PROVIDED DATA

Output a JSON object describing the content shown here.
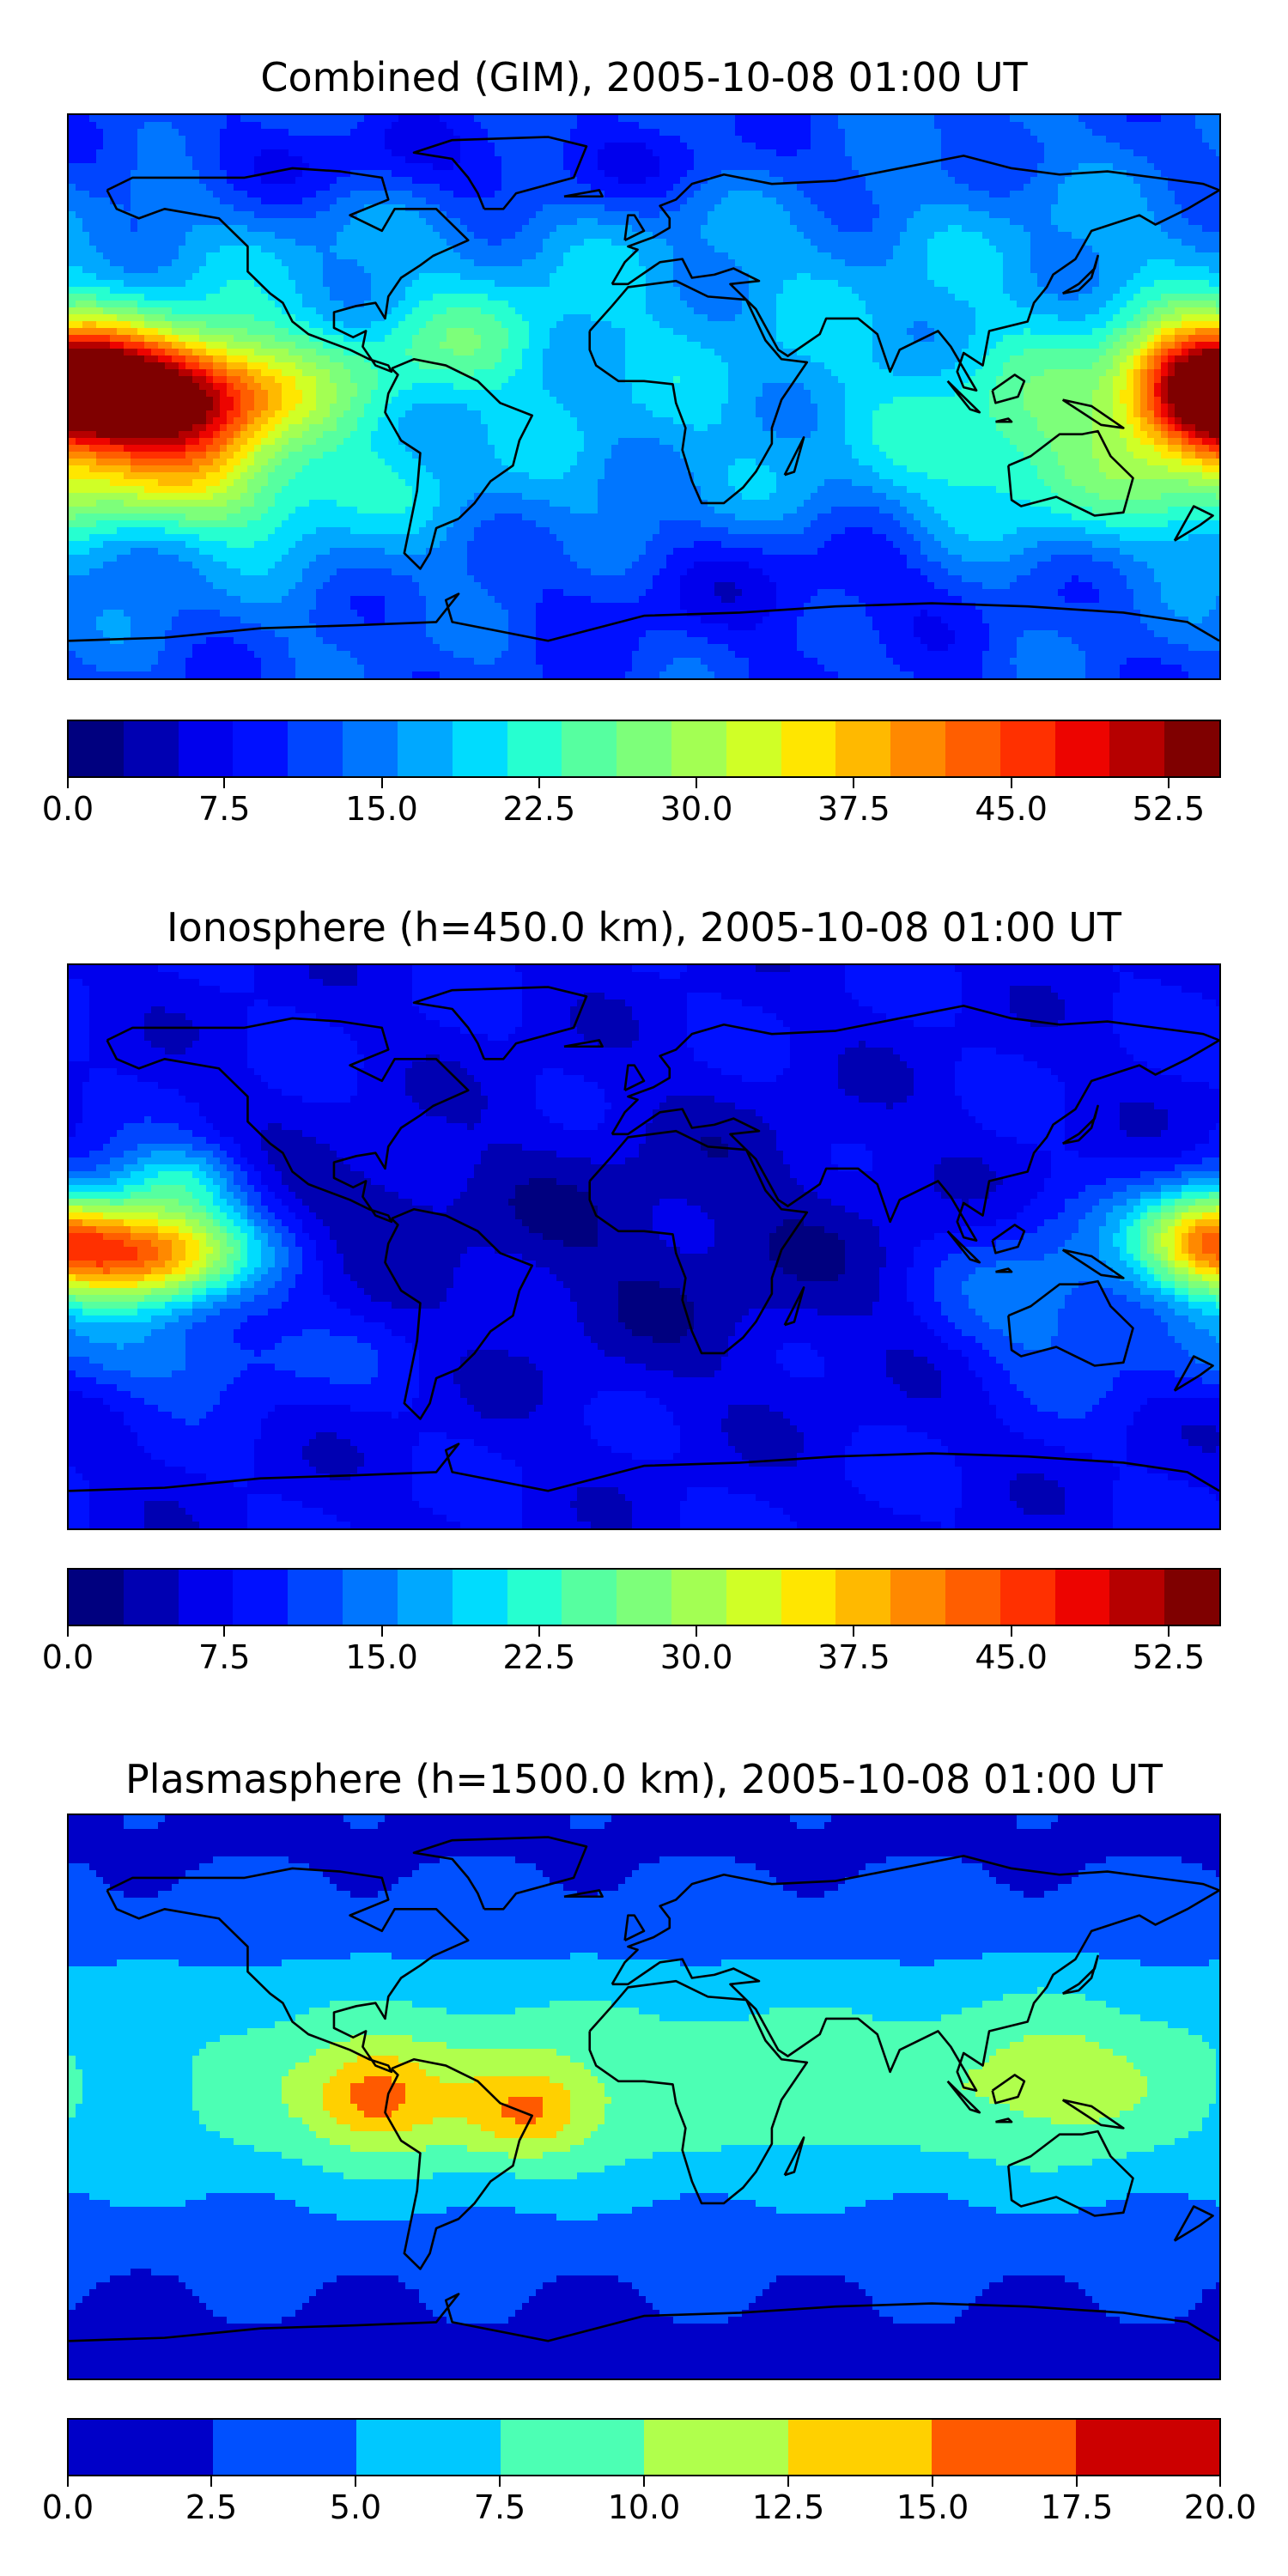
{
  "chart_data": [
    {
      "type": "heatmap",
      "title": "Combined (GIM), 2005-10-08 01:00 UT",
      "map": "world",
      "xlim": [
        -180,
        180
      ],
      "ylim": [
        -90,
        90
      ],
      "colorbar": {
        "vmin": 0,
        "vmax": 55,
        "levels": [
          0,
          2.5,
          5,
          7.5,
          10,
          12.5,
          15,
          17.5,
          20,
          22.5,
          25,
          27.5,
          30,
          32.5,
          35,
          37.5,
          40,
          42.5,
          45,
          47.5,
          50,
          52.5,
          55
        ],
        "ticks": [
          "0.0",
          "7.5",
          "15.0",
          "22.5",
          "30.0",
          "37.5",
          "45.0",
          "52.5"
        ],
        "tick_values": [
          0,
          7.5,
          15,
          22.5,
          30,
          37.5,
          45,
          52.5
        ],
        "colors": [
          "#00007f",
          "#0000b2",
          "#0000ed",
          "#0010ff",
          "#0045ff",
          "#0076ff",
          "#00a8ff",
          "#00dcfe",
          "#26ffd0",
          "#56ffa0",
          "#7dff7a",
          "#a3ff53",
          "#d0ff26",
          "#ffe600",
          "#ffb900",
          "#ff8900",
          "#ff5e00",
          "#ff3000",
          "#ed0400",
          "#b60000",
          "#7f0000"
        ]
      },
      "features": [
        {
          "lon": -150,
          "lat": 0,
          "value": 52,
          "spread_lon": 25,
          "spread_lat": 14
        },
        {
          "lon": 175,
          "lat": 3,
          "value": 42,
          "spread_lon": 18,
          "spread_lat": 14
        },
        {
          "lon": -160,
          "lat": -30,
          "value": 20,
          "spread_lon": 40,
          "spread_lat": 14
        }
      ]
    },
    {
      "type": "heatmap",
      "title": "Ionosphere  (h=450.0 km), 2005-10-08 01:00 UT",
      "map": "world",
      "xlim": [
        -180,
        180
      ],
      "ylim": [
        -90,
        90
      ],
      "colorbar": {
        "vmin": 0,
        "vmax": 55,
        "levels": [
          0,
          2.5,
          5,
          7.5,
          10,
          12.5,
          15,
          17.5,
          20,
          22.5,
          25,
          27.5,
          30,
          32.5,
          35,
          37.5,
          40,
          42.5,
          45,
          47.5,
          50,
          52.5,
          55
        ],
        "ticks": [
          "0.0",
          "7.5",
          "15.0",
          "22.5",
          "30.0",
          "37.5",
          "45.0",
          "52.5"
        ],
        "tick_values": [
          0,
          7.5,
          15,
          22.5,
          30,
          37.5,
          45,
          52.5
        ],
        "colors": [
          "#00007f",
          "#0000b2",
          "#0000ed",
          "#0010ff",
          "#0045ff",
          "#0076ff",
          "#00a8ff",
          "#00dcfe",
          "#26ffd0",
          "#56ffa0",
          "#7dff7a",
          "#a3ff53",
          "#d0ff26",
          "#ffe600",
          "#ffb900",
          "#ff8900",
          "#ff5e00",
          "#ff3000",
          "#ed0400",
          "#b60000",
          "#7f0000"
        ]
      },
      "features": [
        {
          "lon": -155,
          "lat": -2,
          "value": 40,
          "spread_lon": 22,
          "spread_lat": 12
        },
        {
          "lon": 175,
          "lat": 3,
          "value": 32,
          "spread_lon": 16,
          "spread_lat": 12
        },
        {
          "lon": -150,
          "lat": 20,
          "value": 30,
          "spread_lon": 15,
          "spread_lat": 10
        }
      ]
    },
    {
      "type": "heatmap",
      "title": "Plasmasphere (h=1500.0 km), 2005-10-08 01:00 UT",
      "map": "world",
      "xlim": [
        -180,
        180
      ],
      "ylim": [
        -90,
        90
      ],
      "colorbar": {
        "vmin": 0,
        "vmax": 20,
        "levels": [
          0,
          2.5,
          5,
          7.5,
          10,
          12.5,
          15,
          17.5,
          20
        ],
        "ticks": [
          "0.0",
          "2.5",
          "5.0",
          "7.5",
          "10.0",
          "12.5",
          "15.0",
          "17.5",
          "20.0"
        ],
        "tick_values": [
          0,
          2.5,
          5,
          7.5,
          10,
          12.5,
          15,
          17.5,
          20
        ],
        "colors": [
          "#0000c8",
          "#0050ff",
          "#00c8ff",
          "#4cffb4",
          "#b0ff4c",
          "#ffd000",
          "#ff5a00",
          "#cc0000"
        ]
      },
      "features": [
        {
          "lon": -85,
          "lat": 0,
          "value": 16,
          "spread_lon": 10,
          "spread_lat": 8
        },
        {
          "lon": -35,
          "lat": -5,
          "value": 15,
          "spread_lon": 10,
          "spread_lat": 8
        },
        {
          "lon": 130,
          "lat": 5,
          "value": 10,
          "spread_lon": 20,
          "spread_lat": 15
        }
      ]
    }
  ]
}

TASK GOAL
Working from the material above, transcribe it exactly while omitting pictures.

EXERCISE ANSWER
Output a JSON object describing the content shown here.
{
  "chart_data": [
    {
      "type": "heatmap",
      "title": "Combined (GIM), 2005-10-08 01:00 UT",
      "map": "world",
      "xlim": [
        -180,
        180
      ],
      "ylim": [
        -90,
        90
      ],
      "colorbar": {
        "vmin": 0,
        "vmax": 55,
        "levels": [
          0,
          2.5,
          5,
          7.5,
          10,
          12.5,
          15,
          17.5,
          20,
          22.5,
          25,
          27.5,
          30,
          32.5,
          35,
          37.5,
          40,
          42.5,
          45,
          47.5,
          50,
          52.5,
          55
        ],
        "ticks": [
          "0.0",
          "7.5",
          "15.0",
          "22.5",
          "30.0",
          "37.5",
          "45.0",
          "52.5"
        ],
        "tick_values": [
          0,
          7.5,
          15,
          22.5,
          30,
          37.5,
          45,
          52.5
        ],
        "colors": [
          "#00007f",
          "#0000b2",
          "#0000ed",
          "#0010ff",
          "#0045ff",
          "#0076ff",
          "#00a8ff",
          "#00dcfe",
          "#26ffd0",
          "#56ffa0",
          "#7dff7a",
          "#a3ff53",
          "#d0ff26",
          "#ffe600",
          "#ffb900",
          "#ff8900",
          "#ff5e00",
          "#ff3000",
          "#ed0400",
          "#b60000",
          "#7f0000"
        ]
      },
      "features": [
        {
          "lon": -150,
          "lat": 0,
          "value": 52,
          "spread_lon": 25,
          "spread_lat": 14
        },
        {
          "lon": 175,
          "lat": 3,
          "value": 42,
          "spread_lon": 18,
          "spread_lat": 14
        },
        {
          "lon": -160,
          "lat": -30,
          "value": 20,
          "spread_lon": 40,
          "spread_lat": 14
        }
      ]
    },
    {
      "type": "heatmap",
      "title": "Ionosphere  (h=450.0 km), 2005-10-08 01:00 UT",
      "map": "world",
      "xlim": [
        -180,
        180
      ],
      "ylim": [
        -90,
        90
      ],
      "colorbar": {
        "vmin": 0,
        "vmax": 55,
        "levels": [
          0,
          2.5,
          5,
          7.5,
          10,
          12.5,
          15,
          17.5,
          20,
          22.5,
          25,
          27.5,
          30,
          32.5,
          35,
          37.5,
          40,
          42.5,
          45,
          47.5,
          50,
          52.5,
          55
        ],
        "ticks": [
          "0.0",
          "7.5",
          "15.0",
          "22.5",
          "30.0",
          "37.5",
          "45.0",
          "52.5"
        ],
        "tick_values": [
          0,
          7.5,
          15,
          22.5,
          30,
          37.5,
          45,
          52.5
        ],
        "colors": [
          "#00007f",
          "#0000b2",
          "#0000ed",
          "#0010ff",
          "#0045ff",
          "#0076ff",
          "#00a8ff",
          "#00dcfe",
          "#26ffd0",
          "#56ffa0",
          "#7dff7a",
          "#a3ff53",
          "#d0ff26",
          "#ffe600",
          "#ffb900",
          "#ff8900",
          "#ff5e00",
          "#ff3000",
          "#ed0400",
          "#b60000",
          "#7f0000"
        ]
      },
      "features": [
        {
          "lon": -155,
          "lat": -2,
          "value": 40,
          "spread_lon": 22,
          "spread_lat": 12
        },
        {
          "lon": 175,
          "lat": 3,
          "value": 32,
          "spread_lon": 16,
          "spread_lat": 12
        },
        {
          "lon": -150,
          "lat": 20,
          "value": 30,
          "spread_lon": 15,
          "spread_lat": 10
        }
      ]
    },
    {
      "type": "heatmap",
      "title": "Plasmasphere (h=1500.0 km), 2005-10-08 01:00 UT",
      "map": "world",
      "xlim": [
        -180,
        180
      ],
      "ylim": [
        -90,
        90
      ],
      "colorbar": {
        "vmin": 0,
        "vmax": 20,
        "levels": [
          0,
          2.5,
          5,
          7.5,
          10,
          12.5,
          15,
          17.5,
          20
        ],
        "ticks": [
          "0.0",
          "2.5",
          "5.0",
          "7.5",
          "10.0",
          "12.5",
          "15.0",
          "17.5",
          "20.0"
        ],
        "tick_values": [
          0,
          2.5,
          5,
          7.5,
          10,
          12.5,
          15,
          17.5,
          20
        ],
        "colors": [
          "#0000c8",
          "#0050ff",
          "#00c8ff",
          "#4cffb4",
          "#b0ff4c",
          "#ffd000",
          "#ff5a00",
          "#cc0000"
        ]
      },
      "features": [
        {
          "lon": -85,
          "lat": 0,
          "value": 16,
          "spread_lon": 10,
          "spread_lat": 8
        },
        {
          "lon": -35,
          "lat": -5,
          "value": 15,
          "spread_lon": 10,
          "spread_lat": 8
        },
        {
          "lon": 130,
          "lat": 5,
          "value": 10,
          "spread_lon": 20,
          "spread_lat": 15
        }
      ]
    }
  ]
}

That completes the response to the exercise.